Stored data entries
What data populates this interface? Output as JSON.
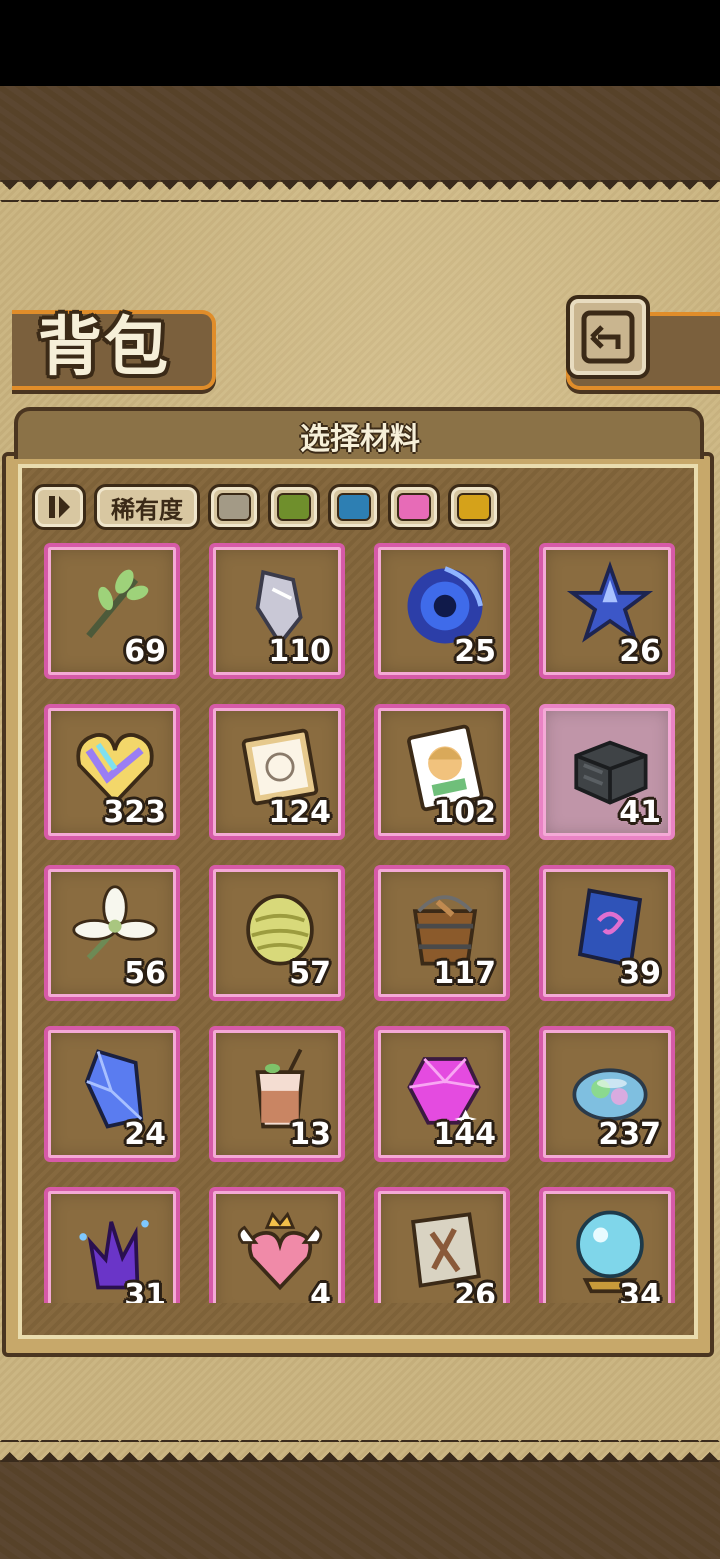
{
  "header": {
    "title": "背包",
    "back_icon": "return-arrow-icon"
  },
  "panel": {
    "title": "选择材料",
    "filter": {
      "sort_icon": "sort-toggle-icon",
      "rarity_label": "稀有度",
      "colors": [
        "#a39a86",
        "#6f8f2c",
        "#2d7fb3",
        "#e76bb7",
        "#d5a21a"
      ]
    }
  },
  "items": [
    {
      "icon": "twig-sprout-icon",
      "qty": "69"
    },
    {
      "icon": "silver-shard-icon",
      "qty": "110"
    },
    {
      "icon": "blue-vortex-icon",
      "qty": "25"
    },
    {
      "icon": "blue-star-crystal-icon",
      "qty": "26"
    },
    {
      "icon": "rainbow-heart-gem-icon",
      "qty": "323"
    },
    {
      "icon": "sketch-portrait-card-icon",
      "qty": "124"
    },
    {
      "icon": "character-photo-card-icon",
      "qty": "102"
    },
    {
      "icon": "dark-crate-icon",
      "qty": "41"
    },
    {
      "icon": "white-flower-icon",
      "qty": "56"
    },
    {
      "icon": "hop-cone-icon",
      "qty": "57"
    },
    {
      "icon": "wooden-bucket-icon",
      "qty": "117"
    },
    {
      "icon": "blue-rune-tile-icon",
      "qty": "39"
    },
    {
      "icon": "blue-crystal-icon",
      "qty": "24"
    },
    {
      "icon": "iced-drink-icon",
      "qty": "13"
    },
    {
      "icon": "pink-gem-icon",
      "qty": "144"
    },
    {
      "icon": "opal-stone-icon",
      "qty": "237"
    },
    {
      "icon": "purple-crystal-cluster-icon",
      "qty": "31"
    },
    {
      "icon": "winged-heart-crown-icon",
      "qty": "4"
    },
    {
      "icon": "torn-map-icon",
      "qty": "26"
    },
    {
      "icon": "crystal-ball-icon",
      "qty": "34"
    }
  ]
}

Goal:
Working from the lines above, reproduce the material exactly and exclude its pictures.

Solution to this exercise:
What data populates this interface? Output as JSON.
{
  "header": {
    "title": "背包",
    "back_icon": "return-arrow-icon"
  },
  "panel": {
    "title": "选择材料",
    "filter": {
      "sort_icon": "sort-toggle-icon",
      "rarity_label": "稀有度",
      "colors": [
        "#a39a86",
        "#6f8f2c",
        "#2d7fb3",
        "#e76bb7",
        "#d5a21a"
      ]
    }
  },
  "items": [
    {
      "icon": "twig-sprout-icon",
      "qty": "69"
    },
    {
      "icon": "silver-shard-icon",
      "qty": "110"
    },
    {
      "icon": "blue-vortex-icon",
      "qty": "25"
    },
    {
      "icon": "blue-star-crystal-icon",
      "qty": "26"
    },
    {
      "icon": "rainbow-heart-gem-icon",
      "qty": "323"
    },
    {
      "icon": "sketch-portrait-card-icon",
      "qty": "124"
    },
    {
      "icon": "character-photo-card-icon",
      "qty": "102"
    },
    {
      "icon": "dark-crate-icon",
      "qty": "41"
    },
    {
      "icon": "white-flower-icon",
      "qty": "56"
    },
    {
      "icon": "hop-cone-icon",
      "qty": "57"
    },
    {
      "icon": "wooden-bucket-icon",
      "qty": "117"
    },
    {
      "icon": "blue-rune-tile-icon",
      "qty": "39"
    },
    {
      "icon": "blue-crystal-icon",
      "qty": "24"
    },
    {
      "icon": "iced-drink-icon",
      "qty": "13"
    },
    {
      "icon": "pink-gem-icon",
      "qty": "144"
    },
    {
      "icon": "opal-stone-icon",
      "qty": "237"
    },
    {
      "icon": "purple-crystal-cluster-icon",
      "qty": "31"
    },
    {
      "icon": "winged-heart-crown-icon",
      "qty": "4"
    },
    {
      "icon": "torn-map-icon",
      "qty": "26"
    },
    {
      "icon": "crystal-ball-icon",
      "qty": "34"
    }
  ]
}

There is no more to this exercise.